### SOURCE

October 12, 2020 by Amanda Barberis

This recipe was inspired by a soup made on Rachel Ray’s cooking show over 15 years ago! Over the years I’ve made some tweaks to the soup, which includes making it vegan, by swapping the heavy cream in the original recipe with full-fat coconut milk. If you prefer, you can omit the coconut milk completely to make a delicious, very low-fat soup. It’s totally up to you, but I highly recommend including the coconut milk. It adds a velvety creaminess that compliments the heat of the cayenne and the tang of the lime juice so nicely. Originally Rachel Ray served her soup with cheese quesadilla slices. If you would like to do the same but are looking for a healthier, plant-based alternative, here’s my quesadilla recipe HERE.

Southwest Pumpkin Soup - Serves 6

  • 2, 15oz cans of 100% pure pumpkin puree ( not pumpkin pie mix )

  • 4 cups vegetable broth

  • 1 cup full-fat coconut milk

  • 1 large yellow onion, diced

  • 1, 14.5 oz can of black beans, rinsed and drained

  • 1, 14.5 oz can of roasted diced tomatoes ( including liquid )

### A block of data

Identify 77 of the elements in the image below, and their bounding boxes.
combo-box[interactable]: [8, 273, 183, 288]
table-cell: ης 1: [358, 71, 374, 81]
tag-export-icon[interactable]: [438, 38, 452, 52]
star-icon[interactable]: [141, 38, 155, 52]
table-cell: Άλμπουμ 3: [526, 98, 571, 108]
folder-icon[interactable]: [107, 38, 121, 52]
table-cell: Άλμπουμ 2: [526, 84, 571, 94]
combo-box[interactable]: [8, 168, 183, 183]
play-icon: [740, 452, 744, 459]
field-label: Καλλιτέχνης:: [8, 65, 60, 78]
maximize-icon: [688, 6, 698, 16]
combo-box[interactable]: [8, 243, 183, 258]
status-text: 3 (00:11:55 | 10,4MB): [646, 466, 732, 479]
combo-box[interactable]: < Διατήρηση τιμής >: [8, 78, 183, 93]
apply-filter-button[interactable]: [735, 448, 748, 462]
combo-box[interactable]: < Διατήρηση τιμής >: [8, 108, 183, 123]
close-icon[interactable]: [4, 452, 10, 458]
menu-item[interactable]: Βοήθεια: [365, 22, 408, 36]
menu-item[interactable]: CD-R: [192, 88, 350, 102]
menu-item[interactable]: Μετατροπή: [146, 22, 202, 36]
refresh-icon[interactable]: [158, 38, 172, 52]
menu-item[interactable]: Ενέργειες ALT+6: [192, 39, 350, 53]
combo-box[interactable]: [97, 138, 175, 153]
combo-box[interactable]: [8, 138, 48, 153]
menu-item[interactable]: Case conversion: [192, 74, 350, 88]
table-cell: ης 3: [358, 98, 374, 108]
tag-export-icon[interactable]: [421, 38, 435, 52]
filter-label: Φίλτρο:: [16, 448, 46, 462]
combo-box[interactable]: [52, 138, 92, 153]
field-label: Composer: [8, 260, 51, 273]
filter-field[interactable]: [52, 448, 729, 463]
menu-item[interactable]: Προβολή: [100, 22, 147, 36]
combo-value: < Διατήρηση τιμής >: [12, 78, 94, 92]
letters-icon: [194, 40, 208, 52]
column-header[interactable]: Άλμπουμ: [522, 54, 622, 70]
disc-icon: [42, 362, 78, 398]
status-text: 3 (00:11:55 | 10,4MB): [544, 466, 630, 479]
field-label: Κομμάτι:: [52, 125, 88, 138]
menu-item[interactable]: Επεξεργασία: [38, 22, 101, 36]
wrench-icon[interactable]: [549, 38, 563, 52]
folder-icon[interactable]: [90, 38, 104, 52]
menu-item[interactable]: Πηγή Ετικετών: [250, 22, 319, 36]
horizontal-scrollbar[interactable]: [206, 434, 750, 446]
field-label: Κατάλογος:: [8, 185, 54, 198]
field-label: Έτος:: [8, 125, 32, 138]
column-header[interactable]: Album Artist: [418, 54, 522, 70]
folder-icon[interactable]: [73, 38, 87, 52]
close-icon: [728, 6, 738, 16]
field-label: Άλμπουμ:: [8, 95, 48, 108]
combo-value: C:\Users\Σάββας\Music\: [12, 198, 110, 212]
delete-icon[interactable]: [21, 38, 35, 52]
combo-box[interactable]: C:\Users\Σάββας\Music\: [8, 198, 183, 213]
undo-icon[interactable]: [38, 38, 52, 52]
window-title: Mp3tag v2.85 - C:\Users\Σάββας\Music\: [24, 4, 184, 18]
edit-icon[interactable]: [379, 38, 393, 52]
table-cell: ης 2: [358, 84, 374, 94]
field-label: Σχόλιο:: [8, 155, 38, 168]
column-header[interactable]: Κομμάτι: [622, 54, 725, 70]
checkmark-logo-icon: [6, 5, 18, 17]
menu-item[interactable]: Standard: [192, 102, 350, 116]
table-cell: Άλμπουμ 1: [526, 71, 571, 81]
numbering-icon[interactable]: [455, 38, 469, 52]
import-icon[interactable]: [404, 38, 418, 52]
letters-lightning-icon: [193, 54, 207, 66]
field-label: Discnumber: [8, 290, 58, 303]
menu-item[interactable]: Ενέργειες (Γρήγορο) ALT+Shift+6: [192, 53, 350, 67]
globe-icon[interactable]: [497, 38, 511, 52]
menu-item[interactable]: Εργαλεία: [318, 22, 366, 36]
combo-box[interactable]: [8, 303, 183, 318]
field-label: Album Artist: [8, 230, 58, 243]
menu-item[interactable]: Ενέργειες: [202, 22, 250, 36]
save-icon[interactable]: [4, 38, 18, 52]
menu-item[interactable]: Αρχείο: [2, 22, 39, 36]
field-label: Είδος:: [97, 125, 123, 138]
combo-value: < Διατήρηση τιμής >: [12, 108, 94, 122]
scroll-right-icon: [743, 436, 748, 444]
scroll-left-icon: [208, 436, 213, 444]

### SHORT EXERCISE 1
Please write out the pumpkin soup recipe above, from "October 12, 2020" up to and including "quesadilla recipe HERE.".
### SHORT EXERCISE 2
Answer these questions about the pumpkin soup recipe:
(a) What did the author use in place of the heavy cream from the original recipe?
(b) How many servings does the soup make?
(c) How should the black beans be prepared?
### SHORT EXERCISE 3
Carry on the pumpkin soup recipe from its last line.

### EXERCISE RESULT 1
October 12, 2020 by Amanda Barberis

This recipe was inspired by a soup made on Rachel Ray’s cooking show over 15 years ago! Over the years I’ve made some tweaks to the soup, which includes making it vegan, by swapping the heavy cream in the original recipe with full-fat coconut milk. If you prefer, you can omit the coconut milk completely to make a delicious, very low-fat soup. It’s totally up to you, but I highly recommend including the coconut milk. It adds a velvety creaminess that compliments the heat of the cayenne and the tang of the lime juice so nicely. Originally Rachel Ray served her soup with cheese quesadilla slices. If you would like to do the same but are looking for a healthier, plant-based alternative, here’s my quesadilla recipe HERE.

### EXERCISE RESULT 2
(a) Full-fat coconut milk.
(b) Six.
(c) Rinsed and drained.

### EXERCISE RESULT 3
  • 1.5 Tb curry powder

  • 1.5 tsp cumin powder

  • 1/4-1/2 tsp cayenne pepper ( salt with 1/4 tsp and then check the heat level at the end before adding more )

  • Juice of one lime

  • 1 tsp salt

  • 1/4 tsp black pepper

  • 1/2 cup chopped cilantro ( optional )

To Prepare

*In a large pot over medium-high heat, saute diced onion in a couple of Tbs of water ( or 1 Tb of olive oil ) until translucent ( approximately 5-7 minutes ). Add curry powder, cumin powder, and cayenne powder to the onion and saute for another 30 seconds to lightly toast the spices. Careful not to burn.

*Add remaining ingredients ( except the cilantro ) and bring soup to a boil. Once boiling, reduce heat to low and simmer, uncovered for 15 minutes. Remove from heat and stir in the freshly chopped cilantro. Now, taste the soup and adjust salt, pepper, cayenne and/or lime juice if needed.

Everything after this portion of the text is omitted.